[Dataset records]

● ● ● ● ●

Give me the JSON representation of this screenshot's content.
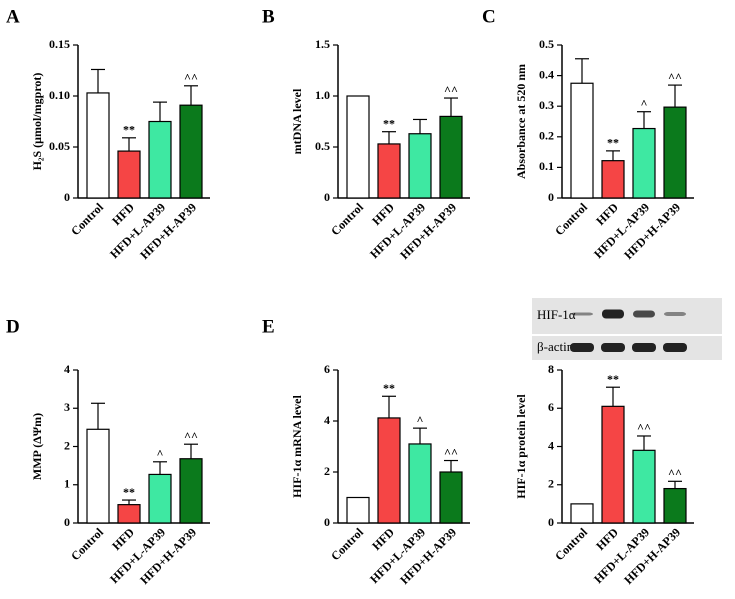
{
  "chart_data": [
    {
      "type": "bar",
      "panel": "A",
      "ylabel": "H₂S (μmol/mgprot)",
      "categories": [
        "Control",
        "HFD",
        "HFD+L-AP39",
        "HFD+H-AP39"
      ],
      "values": [
        0.103,
        0.046,
        0.075,
        0.091
      ],
      "errors": [
        0.023,
        0.013,
        0.019,
        0.019
      ],
      "annotations": [
        null,
        "**",
        null,
        "^^"
      ],
      "colors": [
        "#ffffff",
        "#f54545",
        "#3ee8a2",
        "#0b7a1c"
      ],
      "ylim": [
        0,
        0.15
      ],
      "yticks": [
        0,
        {
          "value": 0.05,
          "label": "0.05"
        },
        {
          "value": 0.1,
          "label": "0.10"
        },
        {
          "value": 0.15,
          "label": "0.15"
        }
      ]
    },
    {
      "type": "bar",
      "panel": "B",
      "ylabel": "mtDNA level",
      "categories": [
        "Control",
        "HFD",
        "HFD+L-AP39",
        "HFD+H-AP39"
      ],
      "values": [
        1.0,
        0.53,
        0.63,
        0.8
      ],
      "errors": [
        null,
        0.12,
        0.14,
        0.18
      ],
      "annotations": [
        null,
        "**",
        null,
        "^^"
      ],
      "colors": [
        "#ffffff",
        "#f54545",
        "#3ee8a2",
        "#0b7a1c"
      ],
      "ylim": [
        0,
        1.5
      ],
      "yticks": [
        0,
        0.5,
        {
          "value": 1,
          "label": "1.0"
        },
        1.5
      ]
    },
    {
      "type": "bar",
      "panel": "C",
      "ylabel": "Absorbance at 520 nm",
      "categories": [
        "Control",
        "HFD",
        "HFD+L-AP39",
        "HFD+H-AP39"
      ],
      "values": [
        0.375,
        0.122,
        0.227,
        0.297
      ],
      "errors": [
        0.08,
        0.032,
        0.055,
        0.072
      ],
      "annotations": [
        null,
        "**",
        "^",
        "^^"
      ],
      "colors": [
        "#ffffff",
        "#f54545",
        "#3ee8a2",
        "#0b7a1c"
      ],
      "ylim": [
        0,
        0.5
      ],
      "yticks": [
        0,
        0.1,
        0.2,
        0.3,
        0.4,
        0.5
      ]
    },
    {
      "type": "bar",
      "panel": "D",
      "ylabel": "MMP (ΔΨm)",
      "categories": [
        "Control",
        "HFD",
        "HFD+L-AP39",
        "HFD+H-AP39"
      ],
      "values": [
        2.45,
        0.48,
        1.27,
        1.68
      ],
      "errors": [
        0.68,
        0.12,
        0.33,
        0.38
      ],
      "annotations": [
        null,
        "**",
        "^",
        "^^"
      ],
      "colors": [
        "#ffffff",
        "#f54545",
        "#3ee8a2",
        "#0b7a1c"
      ],
      "ylim": [
        0,
        4
      ],
      "yticks": [
        0,
        1,
        2,
        3,
        4
      ]
    },
    {
      "type": "bar",
      "panel": "E",
      "ylabel": "HIF-1α mRNA level",
      "categories": [
        "Control",
        "HFD",
        "HFD+L-AP39",
        "HFD+H-AP39"
      ],
      "values": [
        1.0,
        4.12,
        3.1,
        2.0
      ],
      "errors": [
        null,
        0.85,
        0.62,
        0.45
      ],
      "annotations": [
        null,
        "**",
        "^",
        "^^"
      ],
      "colors": [
        "#ffffff",
        "#f54545",
        "#3ee8a2",
        "#0b7a1c"
      ],
      "ylim": [
        0,
        6
      ],
      "yticks": [
        0,
        2,
        4,
        6
      ]
    },
    {
      "type": "bar",
      "ylabel": "HIF-1α protein level",
      "blot_labels": [
        "HIF-1α",
        "β-actin"
      ],
      "categories": [
        "Control",
        "HFD",
        "HFD+L-AP39",
        "HFD+H-AP39"
      ],
      "values": [
        1.0,
        6.1,
        3.8,
        1.8
      ],
      "errors": [
        null,
        1.0,
        0.75,
        0.38
      ],
      "annotations": [
        null,
        "**",
        "^^",
        "^^"
      ],
      "colors": [
        "#ffffff",
        "#f54545",
        "#3ee8a2",
        "#0b7a1c"
      ],
      "ylim": [
        0,
        8
      ],
      "yticks": [
        0,
        2,
        4,
        6,
        8
      ]
    }
  ]
}
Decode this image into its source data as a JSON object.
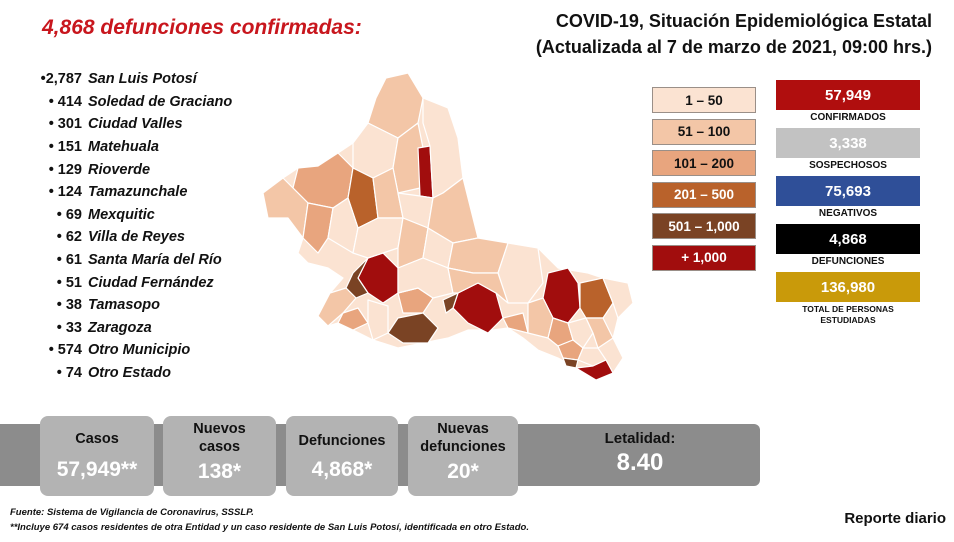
{
  "headline": "4,868 defunciones confirmadas:",
  "title": {
    "line1": "COVID-19, Situación Epidemiológica Estatal",
    "line2": "(Actualizada al 7 de marzo de 2021, 09:00 hrs.)"
  },
  "municipalities": [
    {
      "num": "•2,787",
      "name": "San Luis Potosí"
    },
    {
      "num": "• 414",
      "name": "Soledad de Graciano"
    },
    {
      "num": "• 301",
      "name": "Ciudad Valles"
    },
    {
      "num": "• 151",
      "name": "Matehuala"
    },
    {
      "num": "• 129",
      "name": "Rioverde"
    },
    {
      "num": "• 124",
      "name": "Tamazunchale"
    },
    {
      "num": "• 69",
      "name": "Mexquitic"
    },
    {
      "num": "• 62",
      "name": "Villa de Reyes"
    },
    {
      "num": "• 61",
      "name": "Santa María del Río"
    },
    {
      "num": "• 51",
      "name": "Ciudad Fernández"
    },
    {
      "num": "• 38",
      "name": "Tamasopo"
    },
    {
      "num": "• 33",
      "name": "Zaragoza"
    },
    {
      "num": "• 574",
      "name": "Otro Municipio"
    },
    {
      "num": "• 74",
      "name": "Otro Estado"
    }
  ],
  "legend": [
    {
      "label": "1 – 50",
      "color": "#fbe3d2",
      "text_color": "#111111"
    },
    {
      "label": "51 – 100",
      "color": "#f3c6a7",
      "text_color": "#111111"
    },
    {
      "label": "101 – 200",
      "color": "#e8a57e",
      "text_color": "#111111"
    },
    {
      "label": "201 – 500",
      "color": "#b9622b",
      "text_color": "#ffffff"
    },
    {
      "label": "501 – 1,000",
      "color": "#7a4324",
      "text_color": "#ffffff"
    },
    {
      "label": "+ 1,000",
      "color": "#a10d0d",
      "text_color": "#ffffff"
    }
  ],
  "stats": [
    {
      "value": "57,949",
      "label": "CONFIRMADOS",
      "color": "#b00e0e"
    },
    {
      "value": "3,338",
      "label": "SOSPECHOSOS",
      "color": "#c2c2c2"
    },
    {
      "value": "75,693",
      "label": "NEGATIVOS",
      "color": "#2f4f98"
    },
    {
      "value": "4,868",
      "label": "DEFUNCIONES",
      "color": "#000000"
    },
    {
      "value": "136,980",
      "label": "TOTAL DE PERSONAS ESTUDIADAS",
      "color": "#c99a0a"
    }
  ],
  "cards": {
    "casos": {
      "label": "Casos",
      "value": "57,949**"
    },
    "nuevos_casos": {
      "label": "Nuevos casos",
      "value": "138*"
    },
    "defunciones": {
      "label": "Defunciones",
      "value": "4,868*"
    },
    "nuevas_defunciones": {
      "label": "Nuevas defunciones",
      "value": "20*"
    }
  },
  "letalidad": {
    "label": "Letalidad:",
    "value": "8.40"
  },
  "footnotes": {
    "source": "Fuente: Sistema de Vigilancia de Coronavirus, SSSLP.",
    "note": "**Incluye 674 casos residentes de otra Entidad y un caso residente de San Luis Potosí, identificada en otro Estado."
  },
  "report": "Reporte diario"
}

● ● ● ● ●

## Work task
Although the records contain pictures, only their text should be repeated, exactly as it appears.

## Result of the exercise
Give me the JSON representation of this screenshot's content.
{
  "chart_data": [
    {
      "type": "bar",
      "panel": "A",
      "ylabel": "H₂S (μmol/mgprot)",
      "categories": [
        "Control",
        "HFD",
        "HFD+L-AP39",
        "HFD+H-AP39"
      ],
      "values": [
        0.103,
        0.046,
        0.075,
        0.091
      ],
      "errors": [
        0.023,
        0.013,
        0.019,
        0.019
      ],
      "annotations": [
        null,
        "**",
        null,
        "^^"
      ],
      "colors": [
        "#ffffff",
        "#f54545",
        "#3ee8a2",
        "#0b7a1c"
      ],
      "ylim": [
        0,
        0.15
      ],
      "yticks": [
        0,
        {
          "value": 0.05,
          "label": "0.05"
        },
        {
          "value": 0.1,
          "label": "0.10"
        },
        {
          "value": 0.15,
          "label": "0.15"
        }
      ]
    },
    {
      "type": "bar",
      "panel": "B",
      "ylabel": "mtDNA level",
      "categories": [
        "Control",
        "HFD",
        "HFD+L-AP39",
        "HFD+H-AP39"
      ],
      "values": [
        1.0,
        0.53,
        0.63,
        0.8
      ],
      "errors": [
        null,
        0.12,
        0.14,
        0.18
      ],
      "annotations": [
        null,
        "**",
        null,
        "^^"
      ],
      "colors": [
        "#ffffff",
        "#f54545",
        "#3ee8a2",
        "#0b7a1c"
      ],
      "ylim": [
        0,
        1.5
      ],
      "yticks": [
        0,
        0.5,
        {
          "value": 1,
          "label": "1.0"
        },
        1.5
      ]
    },
    {
      "type": "bar",
      "panel": "C",
      "ylabel": "Absorbance at 520 nm",
      "categories": [
        "Control",
        "HFD",
        "HFD+L-AP39",
        "HFD+H-AP39"
      ],
      "values": [
        0.375,
        0.122,
        0.227,
        0.297
      ],
      "errors": [
        0.08,
        0.032,
        0.055,
        0.072
      ],
      "annotations": [
        null,
        "**",
        "^",
        "^^"
      ],
      "colors": [
        "#ffffff",
        "#f54545",
        "#3ee8a2",
        "#0b7a1c"
      ],
      "ylim": [
        0,
        0.5
      ],
      "yticks": [
        0,
        0.1,
        0.2,
        0.3,
        0.4,
        0.5
      ]
    },
    {
      "type": "bar",
      "panel": "D",
      "ylabel": "MMP (ΔΨm)",
      "categories": [
        "Control",
        "HFD",
        "HFD+L-AP39",
        "HFD+H-AP39"
      ],
      "values": [
        2.45,
        0.48,
        1.27,
        1.68
      ],
      "errors": [
        0.68,
        0.12,
        0.33,
        0.38
      ],
      "annotations": [
        null,
        "**",
        "^",
        "^^"
      ],
      "colors": [
        "#ffffff",
        "#f54545",
        "#3ee8a2",
        "#0b7a1c"
      ],
      "ylim": [
        0,
        4
      ],
      "yticks": [
        0,
        1,
        2,
        3,
        4
      ]
    },
    {
      "type": "bar",
      "panel": "E",
      "ylabel": "HIF-1α mRNA level",
      "categories": [
        "Control",
        "HFD",
        "HFD+L-AP39",
        "HFD+H-AP39"
      ],
      "values": [
        1.0,
        4.12,
        3.1,
        2.0
      ],
      "errors": [
        null,
        0.85,
        0.62,
        0.45
      ],
      "annotations": [
        null,
        "**",
        "^",
        "^^"
      ],
      "colors": [
        "#ffffff",
        "#f54545",
        "#3ee8a2",
        "#0b7a1c"
      ],
      "ylim": [
        0,
        6
      ],
      "yticks": [
        0,
        2,
        4,
        6
      ]
    },
    {
      "type": "bar",
      "ylabel": "HIF-1α protein level",
      "blot_labels": [
        "HIF-1α",
        "β-actin"
      ],
      "categories": [
        "Control",
        "HFD",
        "HFD+L-AP39",
        "HFD+H-AP39"
      ],
      "values": [
        1.0,
        6.1,
        3.8,
        1.8
      ],
      "errors": [
        null,
        1.0,
        0.75,
        0.38
      ],
      "annotations": [
        null,
        "**",
        "^^",
        "^^"
      ],
      "colors": [
        "#ffffff",
        "#f54545",
        "#3ee8a2",
        "#0b7a1c"
      ],
      "ylim": [
        0,
        8
      ],
      "yticks": [
        0,
        2,
        4,
        6,
        8
      ]
    }
  ]
}
Decode this image into its source data as a JSON object.
{
  "headline": "4,868 defunciones confirmadas:",
  "title": {
    "line1": "COVID-19, Situación Epidemiológica Estatal",
    "line2": "(Actualizada al 7 de marzo de 2021, 09:00 hrs.)"
  },
  "municipalities": [
    {
      "num": "•2,787",
      "name": "San Luis Potosí"
    },
    {
      "num": "• 414",
      "name": "Soledad de Graciano"
    },
    {
      "num": "• 301",
      "name": "Ciudad Valles"
    },
    {
      "num": "• 151",
      "name": "Matehuala"
    },
    {
      "num": "• 129",
      "name": "Rioverde"
    },
    {
      "num": "• 124",
      "name": "Tamazunchale"
    },
    {
      "num": "• 69",
      "name": "Mexquitic"
    },
    {
      "num": "• 62",
      "name": "Villa de Reyes"
    },
    {
      "num": "• 61",
      "name": "Santa María del Río"
    },
    {
      "num": "• 51",
      "name": "Ciudad Fernández"
    },
    {
      "num": "• 38",
      "name": "Tamasopo"
    },
    {
      "num": "• 33",
      "name": "Zaragoza"
    },
    {
      "num": "• 574",
      "name": "Otro Municipio"
    },
    {
      "num": "• 74",
      "name": "Otro Estado"
    }
  ],
  "legend": [
    {
      "label": "1 – 50",
      "color": "#fbe3d2",
      "text_color": "#111111"
    },
    {
      "label": "51 – 100",
      "color": "#f3c6a7",
      "text_color": "#111111"
    },
    {
      "label": "101 – 200",
      "color": "#e8a57e",
      "text_color": "#111111"
    },
    {
      "label": "201 – 500",
      "color": "#b9622b",
      "text_color": "#ffffff"
    },
    {
      "label": "501 – 1,000",
      "color": "#7a4324",
      "text_color": "#ffffff"
    },
    {
      "label": "+ 1,000",
      "color": "#a10d0d",
      "text_color": "#ffffff"
    }
  ],
  "stats": [
    {
      "value": "57,949",
      "label": "CONFIRMADOS",
      "color": "#b00e0e"
    },
    {
      "value": "3,338",
      "label": "SOSPECHOSOS",
      "color": "#c2c2c2"
    },
    {
      "value": "75,693",
      "label": "NEGATIVOS",
      "color": "#2f4f98"
    },
    {
      "value": "4,868",
      "label": "DEFUNCIONES",
      "color": "#000000"
    },
    {
      "value": "136,980",
      "label": "TOTAL DE PERSONAS ESTUDIADAS",
      "color": "#c99a0a"
    }
  ],
  "cards": {
    "casos": {
      "label": "Casos",
      "value": "57,949**"
    },
    "nuevos_casos": {
      "label": "Nuevos casos",
      "value": "138*"
    },
    "defunciones": {
      "label": "Defunciones",
      "value": "4,868*"
    },
    "nuevas_defunciones": {
      "label": "Nuevas defunciones",
      "value": "20*"
    }
  },
  "letalidad": {
    "label": "Letalidad:",
    "value": "8.40"
  },
  "footnotes": {
    "source": "Fuente: Sistema de Vigilancia de Coronavirus, SSSLP.",
    "note": "**Incluye 674 casos residentes de otra Entidad y un caso residente de San Luis Potosí, identificada en otro Estado."
  },
  "report": "Reporte diario"
}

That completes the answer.